- [Exercise details] Go through the listing below and list every line with "name".

- [Given entries]

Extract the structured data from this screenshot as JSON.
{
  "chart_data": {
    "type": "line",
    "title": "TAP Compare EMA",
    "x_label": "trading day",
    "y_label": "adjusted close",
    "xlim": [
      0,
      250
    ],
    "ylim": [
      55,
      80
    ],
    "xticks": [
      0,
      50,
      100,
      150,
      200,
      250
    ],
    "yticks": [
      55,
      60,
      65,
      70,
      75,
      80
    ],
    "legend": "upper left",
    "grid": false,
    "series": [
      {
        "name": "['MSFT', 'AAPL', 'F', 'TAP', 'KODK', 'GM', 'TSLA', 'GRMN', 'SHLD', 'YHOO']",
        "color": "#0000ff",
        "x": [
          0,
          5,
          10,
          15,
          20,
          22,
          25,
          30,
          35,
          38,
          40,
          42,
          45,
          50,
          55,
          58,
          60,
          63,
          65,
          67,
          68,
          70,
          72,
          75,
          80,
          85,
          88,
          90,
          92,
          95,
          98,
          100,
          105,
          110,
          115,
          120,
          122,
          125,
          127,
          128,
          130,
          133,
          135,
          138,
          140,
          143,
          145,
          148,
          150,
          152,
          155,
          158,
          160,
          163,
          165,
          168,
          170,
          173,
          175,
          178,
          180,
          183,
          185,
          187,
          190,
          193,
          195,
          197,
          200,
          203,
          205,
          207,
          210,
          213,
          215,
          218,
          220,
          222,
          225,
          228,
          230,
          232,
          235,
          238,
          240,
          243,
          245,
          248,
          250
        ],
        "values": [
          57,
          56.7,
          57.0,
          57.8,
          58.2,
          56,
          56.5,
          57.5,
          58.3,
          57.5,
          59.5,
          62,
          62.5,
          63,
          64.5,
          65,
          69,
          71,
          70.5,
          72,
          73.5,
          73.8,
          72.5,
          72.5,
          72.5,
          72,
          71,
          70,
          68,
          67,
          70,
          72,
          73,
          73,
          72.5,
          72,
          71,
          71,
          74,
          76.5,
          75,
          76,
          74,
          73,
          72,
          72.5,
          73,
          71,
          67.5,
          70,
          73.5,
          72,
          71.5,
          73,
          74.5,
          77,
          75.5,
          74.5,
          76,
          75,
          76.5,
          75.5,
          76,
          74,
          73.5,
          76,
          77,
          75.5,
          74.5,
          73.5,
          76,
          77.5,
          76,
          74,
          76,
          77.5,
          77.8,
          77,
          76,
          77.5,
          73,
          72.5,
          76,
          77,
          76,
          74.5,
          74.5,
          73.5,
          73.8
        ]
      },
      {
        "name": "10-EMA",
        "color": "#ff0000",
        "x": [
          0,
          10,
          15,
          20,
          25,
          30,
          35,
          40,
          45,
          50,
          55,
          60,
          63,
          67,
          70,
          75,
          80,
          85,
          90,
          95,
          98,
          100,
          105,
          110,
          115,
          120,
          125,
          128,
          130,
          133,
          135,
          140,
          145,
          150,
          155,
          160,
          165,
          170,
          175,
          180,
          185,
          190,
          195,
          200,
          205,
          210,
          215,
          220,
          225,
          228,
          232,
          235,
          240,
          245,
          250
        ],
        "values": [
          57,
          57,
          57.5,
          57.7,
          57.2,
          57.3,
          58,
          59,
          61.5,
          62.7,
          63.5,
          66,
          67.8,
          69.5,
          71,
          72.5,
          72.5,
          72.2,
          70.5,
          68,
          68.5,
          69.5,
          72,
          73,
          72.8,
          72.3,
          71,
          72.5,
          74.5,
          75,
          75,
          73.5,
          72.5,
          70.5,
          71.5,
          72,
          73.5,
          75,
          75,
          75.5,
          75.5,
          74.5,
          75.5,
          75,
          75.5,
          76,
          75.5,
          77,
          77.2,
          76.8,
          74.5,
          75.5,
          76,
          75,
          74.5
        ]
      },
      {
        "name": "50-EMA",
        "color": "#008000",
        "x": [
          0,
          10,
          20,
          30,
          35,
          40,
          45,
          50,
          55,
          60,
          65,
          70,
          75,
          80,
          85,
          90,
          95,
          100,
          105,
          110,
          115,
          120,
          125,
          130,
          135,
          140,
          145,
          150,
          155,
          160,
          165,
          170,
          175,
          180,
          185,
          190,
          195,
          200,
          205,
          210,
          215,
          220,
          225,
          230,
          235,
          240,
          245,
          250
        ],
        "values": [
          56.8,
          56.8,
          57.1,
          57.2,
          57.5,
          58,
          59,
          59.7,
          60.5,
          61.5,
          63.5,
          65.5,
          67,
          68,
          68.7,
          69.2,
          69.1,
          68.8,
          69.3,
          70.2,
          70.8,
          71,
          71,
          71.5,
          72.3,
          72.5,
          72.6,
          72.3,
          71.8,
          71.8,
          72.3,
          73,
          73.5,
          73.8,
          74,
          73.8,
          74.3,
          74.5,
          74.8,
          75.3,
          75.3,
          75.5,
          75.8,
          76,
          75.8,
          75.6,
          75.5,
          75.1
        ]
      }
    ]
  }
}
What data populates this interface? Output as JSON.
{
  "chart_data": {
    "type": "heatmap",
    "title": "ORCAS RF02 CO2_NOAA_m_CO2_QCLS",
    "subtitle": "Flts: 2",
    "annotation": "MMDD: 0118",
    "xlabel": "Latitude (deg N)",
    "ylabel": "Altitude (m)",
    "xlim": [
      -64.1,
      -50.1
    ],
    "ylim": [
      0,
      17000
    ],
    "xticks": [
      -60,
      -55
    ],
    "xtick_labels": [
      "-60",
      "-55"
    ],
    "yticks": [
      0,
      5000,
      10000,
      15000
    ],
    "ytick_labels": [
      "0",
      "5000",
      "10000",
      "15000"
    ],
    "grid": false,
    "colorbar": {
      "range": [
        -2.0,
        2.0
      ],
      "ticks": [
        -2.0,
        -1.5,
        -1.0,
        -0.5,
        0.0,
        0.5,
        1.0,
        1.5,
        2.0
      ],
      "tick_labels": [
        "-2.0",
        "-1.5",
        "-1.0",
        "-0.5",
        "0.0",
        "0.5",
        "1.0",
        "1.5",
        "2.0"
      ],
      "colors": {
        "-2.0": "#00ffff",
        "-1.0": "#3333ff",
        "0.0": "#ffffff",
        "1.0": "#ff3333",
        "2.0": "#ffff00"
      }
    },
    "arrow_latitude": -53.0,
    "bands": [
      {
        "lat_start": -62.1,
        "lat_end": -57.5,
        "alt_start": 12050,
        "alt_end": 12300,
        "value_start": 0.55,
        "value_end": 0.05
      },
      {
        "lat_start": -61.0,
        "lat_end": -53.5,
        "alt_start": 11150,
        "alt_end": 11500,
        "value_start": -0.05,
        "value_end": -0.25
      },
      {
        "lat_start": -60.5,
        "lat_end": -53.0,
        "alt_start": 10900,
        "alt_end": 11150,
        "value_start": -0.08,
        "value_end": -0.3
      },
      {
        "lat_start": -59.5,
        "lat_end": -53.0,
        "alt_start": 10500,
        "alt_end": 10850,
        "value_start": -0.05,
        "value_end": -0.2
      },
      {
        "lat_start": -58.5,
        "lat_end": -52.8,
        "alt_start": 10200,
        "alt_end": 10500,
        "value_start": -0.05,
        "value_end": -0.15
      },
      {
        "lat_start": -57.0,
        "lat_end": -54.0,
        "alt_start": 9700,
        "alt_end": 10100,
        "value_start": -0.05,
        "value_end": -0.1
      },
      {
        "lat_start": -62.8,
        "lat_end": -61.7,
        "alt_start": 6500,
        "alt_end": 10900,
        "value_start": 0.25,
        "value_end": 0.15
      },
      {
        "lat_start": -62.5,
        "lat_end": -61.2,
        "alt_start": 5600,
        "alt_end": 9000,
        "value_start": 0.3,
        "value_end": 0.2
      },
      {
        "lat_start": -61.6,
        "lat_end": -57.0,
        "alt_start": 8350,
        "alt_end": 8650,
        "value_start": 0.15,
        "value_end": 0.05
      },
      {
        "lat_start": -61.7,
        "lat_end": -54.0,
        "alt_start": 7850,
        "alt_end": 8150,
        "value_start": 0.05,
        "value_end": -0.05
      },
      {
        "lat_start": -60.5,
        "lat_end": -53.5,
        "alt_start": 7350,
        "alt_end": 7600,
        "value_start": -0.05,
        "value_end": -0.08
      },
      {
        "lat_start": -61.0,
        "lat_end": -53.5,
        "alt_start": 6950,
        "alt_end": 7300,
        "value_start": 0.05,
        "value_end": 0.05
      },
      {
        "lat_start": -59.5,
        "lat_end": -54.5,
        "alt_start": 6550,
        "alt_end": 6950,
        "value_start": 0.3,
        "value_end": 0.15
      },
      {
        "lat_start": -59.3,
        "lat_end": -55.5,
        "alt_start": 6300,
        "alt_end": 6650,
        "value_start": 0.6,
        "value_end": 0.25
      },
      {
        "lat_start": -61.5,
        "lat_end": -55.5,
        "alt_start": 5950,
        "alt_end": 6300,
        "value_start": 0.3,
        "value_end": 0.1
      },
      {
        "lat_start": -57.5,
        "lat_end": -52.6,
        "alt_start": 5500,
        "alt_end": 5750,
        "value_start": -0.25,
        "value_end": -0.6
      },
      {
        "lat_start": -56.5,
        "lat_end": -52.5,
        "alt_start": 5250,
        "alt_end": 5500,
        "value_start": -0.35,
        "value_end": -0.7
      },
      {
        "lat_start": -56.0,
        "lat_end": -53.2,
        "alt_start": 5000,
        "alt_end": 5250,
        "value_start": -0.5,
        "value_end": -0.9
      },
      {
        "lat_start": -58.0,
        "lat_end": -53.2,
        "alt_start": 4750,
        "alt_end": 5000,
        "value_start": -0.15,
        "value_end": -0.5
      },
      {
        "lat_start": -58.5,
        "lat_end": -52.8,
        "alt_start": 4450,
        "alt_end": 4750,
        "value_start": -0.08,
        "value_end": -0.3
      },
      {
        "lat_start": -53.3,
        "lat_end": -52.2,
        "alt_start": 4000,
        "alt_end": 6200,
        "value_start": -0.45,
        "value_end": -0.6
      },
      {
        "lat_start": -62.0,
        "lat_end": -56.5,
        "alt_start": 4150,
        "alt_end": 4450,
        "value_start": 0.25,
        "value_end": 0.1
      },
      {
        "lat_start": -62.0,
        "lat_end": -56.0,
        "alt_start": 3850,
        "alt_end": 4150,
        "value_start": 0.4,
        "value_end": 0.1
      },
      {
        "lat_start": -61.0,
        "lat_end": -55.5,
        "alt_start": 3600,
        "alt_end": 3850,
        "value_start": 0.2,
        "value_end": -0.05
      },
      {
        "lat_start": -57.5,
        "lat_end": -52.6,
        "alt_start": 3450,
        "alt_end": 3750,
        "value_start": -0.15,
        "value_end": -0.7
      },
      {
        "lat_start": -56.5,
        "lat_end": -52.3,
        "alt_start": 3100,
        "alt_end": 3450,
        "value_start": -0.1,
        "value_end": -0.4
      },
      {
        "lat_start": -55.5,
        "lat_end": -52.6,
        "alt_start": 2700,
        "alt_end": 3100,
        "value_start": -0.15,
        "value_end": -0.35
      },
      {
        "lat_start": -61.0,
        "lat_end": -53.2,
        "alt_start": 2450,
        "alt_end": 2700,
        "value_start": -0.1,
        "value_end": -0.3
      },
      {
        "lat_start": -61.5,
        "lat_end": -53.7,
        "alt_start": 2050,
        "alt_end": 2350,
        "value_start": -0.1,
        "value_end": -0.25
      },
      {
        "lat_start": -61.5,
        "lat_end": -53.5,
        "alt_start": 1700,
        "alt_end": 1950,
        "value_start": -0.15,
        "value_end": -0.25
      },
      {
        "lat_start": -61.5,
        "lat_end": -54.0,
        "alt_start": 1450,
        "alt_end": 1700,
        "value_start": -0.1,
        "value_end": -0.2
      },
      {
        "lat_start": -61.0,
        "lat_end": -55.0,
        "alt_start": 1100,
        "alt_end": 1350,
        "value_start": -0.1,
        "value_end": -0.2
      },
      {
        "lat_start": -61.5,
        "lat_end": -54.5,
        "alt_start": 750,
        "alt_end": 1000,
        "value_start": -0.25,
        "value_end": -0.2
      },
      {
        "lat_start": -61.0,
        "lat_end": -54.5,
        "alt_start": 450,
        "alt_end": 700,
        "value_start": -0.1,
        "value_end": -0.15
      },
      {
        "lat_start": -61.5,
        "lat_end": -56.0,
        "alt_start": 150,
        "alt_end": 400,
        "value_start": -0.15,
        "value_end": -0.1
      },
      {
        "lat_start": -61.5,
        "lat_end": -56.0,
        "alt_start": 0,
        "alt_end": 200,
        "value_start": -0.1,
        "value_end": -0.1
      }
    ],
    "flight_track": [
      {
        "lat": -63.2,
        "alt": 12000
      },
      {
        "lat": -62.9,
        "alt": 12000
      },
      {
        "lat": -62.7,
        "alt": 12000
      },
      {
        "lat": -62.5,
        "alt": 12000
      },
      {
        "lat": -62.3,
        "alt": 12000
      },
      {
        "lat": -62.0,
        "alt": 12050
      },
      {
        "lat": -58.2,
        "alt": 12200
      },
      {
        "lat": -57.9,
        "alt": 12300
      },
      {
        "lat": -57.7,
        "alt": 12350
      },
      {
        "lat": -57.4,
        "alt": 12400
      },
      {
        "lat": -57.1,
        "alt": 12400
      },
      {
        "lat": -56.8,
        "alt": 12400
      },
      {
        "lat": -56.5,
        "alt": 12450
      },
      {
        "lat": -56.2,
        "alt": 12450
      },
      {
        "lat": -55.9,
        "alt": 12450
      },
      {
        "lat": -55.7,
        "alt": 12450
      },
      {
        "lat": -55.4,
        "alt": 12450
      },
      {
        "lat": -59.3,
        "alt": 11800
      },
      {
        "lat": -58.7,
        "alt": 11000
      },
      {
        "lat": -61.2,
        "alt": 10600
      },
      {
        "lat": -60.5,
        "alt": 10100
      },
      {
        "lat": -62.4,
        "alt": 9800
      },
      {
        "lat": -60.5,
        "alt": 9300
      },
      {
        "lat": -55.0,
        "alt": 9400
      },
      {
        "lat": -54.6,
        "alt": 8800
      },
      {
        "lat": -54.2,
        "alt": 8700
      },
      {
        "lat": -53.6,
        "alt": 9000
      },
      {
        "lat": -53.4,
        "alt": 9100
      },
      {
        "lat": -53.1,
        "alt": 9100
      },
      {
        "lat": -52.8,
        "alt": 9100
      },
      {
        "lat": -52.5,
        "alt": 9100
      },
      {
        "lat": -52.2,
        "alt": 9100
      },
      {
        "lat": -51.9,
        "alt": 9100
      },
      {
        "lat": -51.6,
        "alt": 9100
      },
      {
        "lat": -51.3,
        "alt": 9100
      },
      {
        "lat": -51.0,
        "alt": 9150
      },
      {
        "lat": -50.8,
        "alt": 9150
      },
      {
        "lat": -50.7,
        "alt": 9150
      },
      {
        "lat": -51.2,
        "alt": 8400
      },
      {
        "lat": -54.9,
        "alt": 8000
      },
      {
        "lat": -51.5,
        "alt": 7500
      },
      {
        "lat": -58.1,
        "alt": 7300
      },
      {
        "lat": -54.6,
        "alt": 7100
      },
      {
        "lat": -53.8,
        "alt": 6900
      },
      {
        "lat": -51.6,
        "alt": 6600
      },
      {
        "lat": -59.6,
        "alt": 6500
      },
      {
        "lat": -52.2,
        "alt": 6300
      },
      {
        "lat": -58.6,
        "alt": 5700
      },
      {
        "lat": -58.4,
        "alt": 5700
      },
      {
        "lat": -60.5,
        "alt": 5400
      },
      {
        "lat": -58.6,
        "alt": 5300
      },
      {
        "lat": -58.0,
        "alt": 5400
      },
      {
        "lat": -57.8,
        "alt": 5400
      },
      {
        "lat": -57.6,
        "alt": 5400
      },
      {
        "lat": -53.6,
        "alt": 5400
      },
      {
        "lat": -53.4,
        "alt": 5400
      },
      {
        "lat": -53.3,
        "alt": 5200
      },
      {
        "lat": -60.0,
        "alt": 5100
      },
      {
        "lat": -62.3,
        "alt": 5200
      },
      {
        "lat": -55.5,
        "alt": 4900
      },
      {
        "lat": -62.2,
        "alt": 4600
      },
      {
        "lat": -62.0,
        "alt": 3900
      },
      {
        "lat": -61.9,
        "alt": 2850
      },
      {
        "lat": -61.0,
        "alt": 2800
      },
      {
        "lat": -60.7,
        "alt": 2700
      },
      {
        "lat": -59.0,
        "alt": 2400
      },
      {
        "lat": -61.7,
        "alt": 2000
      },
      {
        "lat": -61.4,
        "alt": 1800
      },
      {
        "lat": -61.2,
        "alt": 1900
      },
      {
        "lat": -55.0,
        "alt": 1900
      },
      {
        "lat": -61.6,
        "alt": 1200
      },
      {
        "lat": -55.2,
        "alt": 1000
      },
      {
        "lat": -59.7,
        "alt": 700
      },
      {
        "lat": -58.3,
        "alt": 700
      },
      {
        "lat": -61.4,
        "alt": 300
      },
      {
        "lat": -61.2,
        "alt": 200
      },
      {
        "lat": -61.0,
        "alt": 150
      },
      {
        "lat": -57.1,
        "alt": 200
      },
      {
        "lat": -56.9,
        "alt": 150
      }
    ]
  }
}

- [Answer in full]
        "name": "['MSFT', 'AAPL', 'F', 'TAP', 'KODK', 'GM', 'TSLA', 'GRMN', 'SHLD', 'YHOO']",
        "name": "10-EMA",
        "name": "50-EMA",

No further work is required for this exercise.